I used to feel the same way. — Until the arrival of so many new TLDs.

Since then I always use www, because mentioning www.alice.band in a sentence is much more of a hint to a general audience as to what I’m referring to than just alice.band

[+] macintux|3 years ago|reply

25 years ago I added a rule to my employer’s firewall to allow the bare domain to work on our web server.

Inbound email immediately broke. I was still very new, and didn’t want to prolong the downtime, so I reverted instead of troubleshooting.

A few months after I left, I sent an email to a former co-worker, my replacement, and got the same bounce message. I rang him up and verified that he had just set up the same firewall rule.

Been much too long to have any clue now what we did wrong.

[+] agraddy|3 years ago|reply

I'm a www advocate and reroute my domains from apex domain to www. When you use an apex domain, you have to use an A record which means if you have a server outage it is going to take time to update the record to point at a new IP address. If you use www with a CNAME, the final server IP can be quickly switched assuming you've set the CNAME and network up for that functionality - you can't do that with an apex domain.

[+] baby|3 years ago|reply

Free.fr, one of the biggest ISP in France a while back, and perhaps still today, still runs all the old-school websites it was hosting for people (for free) today. It's quite insane, but a lot of the French web 1.0 is still alive today thanks to them. Truly an ISP ran by passionate technical people.

[+] ssl232|3 years ago|reply

Good on them. Last year I randomly discovered an ancient email to my old Hotmail address from free website host Tripod, owned at the time by Lycos, that old search engine. As an 11 year old I had a website with them and wanted to dig it out to see what I had put there. I managed to convince them I was the owner and got my access back, only to discover nothing there. I guess at some point in the ~20 years since I made one they nuked their dormant sites.

[+] altdataseller|3 years ago|reply

All these top million lists are very good at telling you the top most 10K-50K sites on the web. After that, you're going into 'crapshoot' land, where the 500,000th most popular site is very likely to be a site that got some traffic a long time ago, but now isn't even up.

So I would take this data with a grain of salt. You're better off just analyzing the top 100K sites on these lists.

Problems to work on:
• A. In the forum thread, what type of DNS record does the www advocate say an apex domain requires?
• B. Return the item position entries from the first row up to and including the row that contains "y-right-tick-label: 40 bbox=[727, 53, 742, 67]".
The forum thread bears no relation to the rows.

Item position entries
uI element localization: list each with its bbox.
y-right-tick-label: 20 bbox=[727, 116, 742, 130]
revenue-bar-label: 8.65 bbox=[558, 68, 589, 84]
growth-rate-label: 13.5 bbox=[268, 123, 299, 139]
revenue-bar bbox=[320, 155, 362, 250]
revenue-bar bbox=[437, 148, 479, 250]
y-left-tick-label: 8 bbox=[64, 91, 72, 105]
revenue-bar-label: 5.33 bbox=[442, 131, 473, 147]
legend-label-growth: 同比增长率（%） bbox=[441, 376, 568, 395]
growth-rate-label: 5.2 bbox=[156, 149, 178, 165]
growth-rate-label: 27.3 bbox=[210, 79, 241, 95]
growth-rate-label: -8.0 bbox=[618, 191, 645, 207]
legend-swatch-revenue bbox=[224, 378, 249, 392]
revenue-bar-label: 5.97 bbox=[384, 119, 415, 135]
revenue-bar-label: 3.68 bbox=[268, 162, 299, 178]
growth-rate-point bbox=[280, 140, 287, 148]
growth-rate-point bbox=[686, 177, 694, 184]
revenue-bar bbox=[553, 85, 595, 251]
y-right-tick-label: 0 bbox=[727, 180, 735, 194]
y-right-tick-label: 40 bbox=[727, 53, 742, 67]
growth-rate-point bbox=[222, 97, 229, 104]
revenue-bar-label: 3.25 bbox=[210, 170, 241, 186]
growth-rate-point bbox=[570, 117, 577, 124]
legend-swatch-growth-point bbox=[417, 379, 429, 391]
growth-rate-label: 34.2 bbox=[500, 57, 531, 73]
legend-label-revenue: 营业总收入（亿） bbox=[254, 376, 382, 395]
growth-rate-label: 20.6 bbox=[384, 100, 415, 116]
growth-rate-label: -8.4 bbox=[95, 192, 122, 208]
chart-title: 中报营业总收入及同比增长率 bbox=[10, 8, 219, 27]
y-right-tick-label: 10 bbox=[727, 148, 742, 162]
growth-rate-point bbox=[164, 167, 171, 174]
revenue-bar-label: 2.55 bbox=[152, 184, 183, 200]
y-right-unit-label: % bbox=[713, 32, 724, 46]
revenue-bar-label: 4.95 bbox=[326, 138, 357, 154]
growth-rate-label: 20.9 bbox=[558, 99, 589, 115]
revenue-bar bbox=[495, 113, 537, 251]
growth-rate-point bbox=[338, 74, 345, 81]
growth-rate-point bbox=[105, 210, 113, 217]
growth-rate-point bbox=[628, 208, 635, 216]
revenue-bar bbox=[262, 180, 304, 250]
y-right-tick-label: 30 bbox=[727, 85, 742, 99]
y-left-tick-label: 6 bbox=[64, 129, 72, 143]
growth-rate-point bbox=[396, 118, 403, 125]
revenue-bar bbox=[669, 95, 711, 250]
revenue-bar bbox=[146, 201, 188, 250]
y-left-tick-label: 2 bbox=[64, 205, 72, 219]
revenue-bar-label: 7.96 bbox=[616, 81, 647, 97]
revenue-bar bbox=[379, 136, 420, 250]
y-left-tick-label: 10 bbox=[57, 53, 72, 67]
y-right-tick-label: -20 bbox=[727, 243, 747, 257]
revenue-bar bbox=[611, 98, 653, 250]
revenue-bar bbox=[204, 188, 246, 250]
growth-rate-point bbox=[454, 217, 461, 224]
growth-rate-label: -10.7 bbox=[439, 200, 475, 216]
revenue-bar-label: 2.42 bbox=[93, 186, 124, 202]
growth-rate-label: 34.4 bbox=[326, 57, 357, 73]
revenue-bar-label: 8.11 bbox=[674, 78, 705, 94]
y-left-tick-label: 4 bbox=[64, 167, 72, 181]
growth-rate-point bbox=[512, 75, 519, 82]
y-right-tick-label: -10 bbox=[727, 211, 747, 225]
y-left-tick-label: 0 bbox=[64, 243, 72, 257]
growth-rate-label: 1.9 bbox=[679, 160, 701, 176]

Answers to the exercises:
• A. An A record.

• B.
uI element localization: list each with its bbox.
y-right-tick-label: 20 bbox=[727, 116, 742, 130]
revenue-bar-label: 8.65 bbox=[558, 68, 589, 84]
growth-rate-label: 13.5 bbox=[268, 123, 299, 139]
revenue-bar bbox=[320, 155, 362, 250]
revenue-bar bbox=[437, 148, 479, 250]
y-left-tick-label: 8 bbox=[64, 91, 72, 105]
revenue-bar-label: 5.33 bbox=[442, 131, 473, 147]
legend-label-growth: 同比增长率（%） bbox=[441, 376, 568, 395]
growth-rate-label: 5.2 bbox=[156, 149, 178, 165]
growth-rate-label: 27.3 bbox=[210, 79, 241, 95]
growth-rate-label: -8.0 bbox=[618, 191, 645, 207]
legend-swatch-revenue bbox=[224, 378, 249, 392]
revenue-bar-label: 5.97 bbox=[384, 119, 415, 135]
revenue-bar-label: 3.68 bbox=[268, 162, 299, 178]
growth-rate-point bbox=[280, 140, 287, 148]
growth-rate-point bbox=[686, 177, 694, 184]
revenue-bar bbox=[553, 85, 595, 251]
y-right-tick-label: 0 bbox=[727, 180, 735, 194]
y-right-tick-label: 40 bbox=[727, 53, 742, 67]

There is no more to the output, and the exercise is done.